Zubkov also won four medals at the FIBT World Championships with two silvers (Four-man: 2005, 2008) and two bronzes (Two-man: 2008, Four-man: 2003). He won the Bobsleigh World Cup in the four-man event three times as well (2004–5, 2005–6, 2008–9).

Prior to competing in bobsleigh, he competed in luge. Zubkov finished 20th in the men's singles event at the 1998 Winter Olympics in Nagano.

=== 2014 Winter Olympics ===
In 2014 Sochi Winter Olympics, he was the flag bearer of Russia for the Opening Ceremony. Zubkov won Gold in both Two-Man and Four-Man Bobsleigh.

In the 2014 Sochi Olympics, Zubkov was coached by a former rival, Canadian Pierre Lueders. Zubkov also paid a fee to borrow personal skids from the 2011 World Champion, Germany's Manuel Machata. Machata bought the skids for €29,000 in Switzerland, and had not qualified for the 2014 Winter Olympics. The 2014 Olympics saw Germany failing to win a bobsleigh medal at an Olympics for the first time since Innsbruck 1964. Machata did not inform German Bobsleigh Luge and Skeleton Federation of this loan and received a one-year competitive ban and fine of €5,000 (250,000 rubles) from the German Federation.

• _Saved data entries_:
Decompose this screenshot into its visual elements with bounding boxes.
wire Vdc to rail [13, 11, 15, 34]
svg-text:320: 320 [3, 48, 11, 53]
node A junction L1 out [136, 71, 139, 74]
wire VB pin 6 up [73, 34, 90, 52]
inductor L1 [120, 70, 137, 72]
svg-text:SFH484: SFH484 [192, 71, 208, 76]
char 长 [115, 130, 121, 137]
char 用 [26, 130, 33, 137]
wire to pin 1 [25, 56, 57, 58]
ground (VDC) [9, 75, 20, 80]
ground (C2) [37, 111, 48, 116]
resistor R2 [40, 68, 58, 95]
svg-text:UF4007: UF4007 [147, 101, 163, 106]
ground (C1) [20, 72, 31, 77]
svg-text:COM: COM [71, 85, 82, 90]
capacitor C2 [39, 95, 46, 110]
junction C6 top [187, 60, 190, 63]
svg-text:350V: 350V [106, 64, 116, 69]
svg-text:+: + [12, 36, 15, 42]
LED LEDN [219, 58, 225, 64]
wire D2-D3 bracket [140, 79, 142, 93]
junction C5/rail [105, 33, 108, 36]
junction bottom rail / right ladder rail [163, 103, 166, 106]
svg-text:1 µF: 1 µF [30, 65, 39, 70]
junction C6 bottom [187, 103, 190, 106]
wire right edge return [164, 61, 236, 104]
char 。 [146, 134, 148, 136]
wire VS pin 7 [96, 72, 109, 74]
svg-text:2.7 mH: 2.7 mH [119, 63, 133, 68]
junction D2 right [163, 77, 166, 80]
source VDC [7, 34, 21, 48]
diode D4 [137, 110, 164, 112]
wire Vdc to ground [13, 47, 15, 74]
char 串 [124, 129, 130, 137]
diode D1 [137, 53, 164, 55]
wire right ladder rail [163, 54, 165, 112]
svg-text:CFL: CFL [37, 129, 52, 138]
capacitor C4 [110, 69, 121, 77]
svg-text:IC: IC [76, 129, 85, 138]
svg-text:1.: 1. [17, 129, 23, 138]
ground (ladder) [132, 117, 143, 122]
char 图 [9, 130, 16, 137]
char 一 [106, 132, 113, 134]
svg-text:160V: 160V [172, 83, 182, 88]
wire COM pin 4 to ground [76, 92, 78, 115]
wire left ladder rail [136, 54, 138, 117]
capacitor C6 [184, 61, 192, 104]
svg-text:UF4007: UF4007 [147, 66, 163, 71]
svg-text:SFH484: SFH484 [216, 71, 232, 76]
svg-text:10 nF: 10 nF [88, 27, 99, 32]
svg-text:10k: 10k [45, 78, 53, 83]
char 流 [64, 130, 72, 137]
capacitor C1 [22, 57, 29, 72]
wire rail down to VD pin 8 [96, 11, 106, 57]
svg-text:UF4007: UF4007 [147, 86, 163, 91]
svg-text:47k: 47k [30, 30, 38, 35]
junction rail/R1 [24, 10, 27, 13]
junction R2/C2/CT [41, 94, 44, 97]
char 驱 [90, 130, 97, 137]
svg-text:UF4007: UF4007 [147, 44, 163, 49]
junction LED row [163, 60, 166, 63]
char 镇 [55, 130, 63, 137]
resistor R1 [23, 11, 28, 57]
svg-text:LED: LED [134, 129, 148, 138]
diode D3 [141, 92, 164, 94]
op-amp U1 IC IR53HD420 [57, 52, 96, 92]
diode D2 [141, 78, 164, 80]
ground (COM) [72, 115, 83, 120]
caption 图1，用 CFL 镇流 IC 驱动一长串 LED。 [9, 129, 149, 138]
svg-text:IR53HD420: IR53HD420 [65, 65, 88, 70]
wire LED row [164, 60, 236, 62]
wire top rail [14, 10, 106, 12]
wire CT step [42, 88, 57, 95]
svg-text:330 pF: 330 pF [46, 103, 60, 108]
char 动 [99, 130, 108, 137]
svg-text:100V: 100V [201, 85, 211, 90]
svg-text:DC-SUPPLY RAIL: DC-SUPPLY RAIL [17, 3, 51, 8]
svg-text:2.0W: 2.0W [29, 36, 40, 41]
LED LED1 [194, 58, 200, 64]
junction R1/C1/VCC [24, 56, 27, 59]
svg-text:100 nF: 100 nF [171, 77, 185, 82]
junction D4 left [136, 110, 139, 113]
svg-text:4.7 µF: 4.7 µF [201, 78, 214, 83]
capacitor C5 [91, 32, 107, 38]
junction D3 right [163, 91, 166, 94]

• _Your goal_:
Please name the person who coached Zubkov at the 2014 Sochi Olympics, according to the passage about Zubkov.

• _Solution for this task_:
Pierre Lueders, a Canadian and former rival.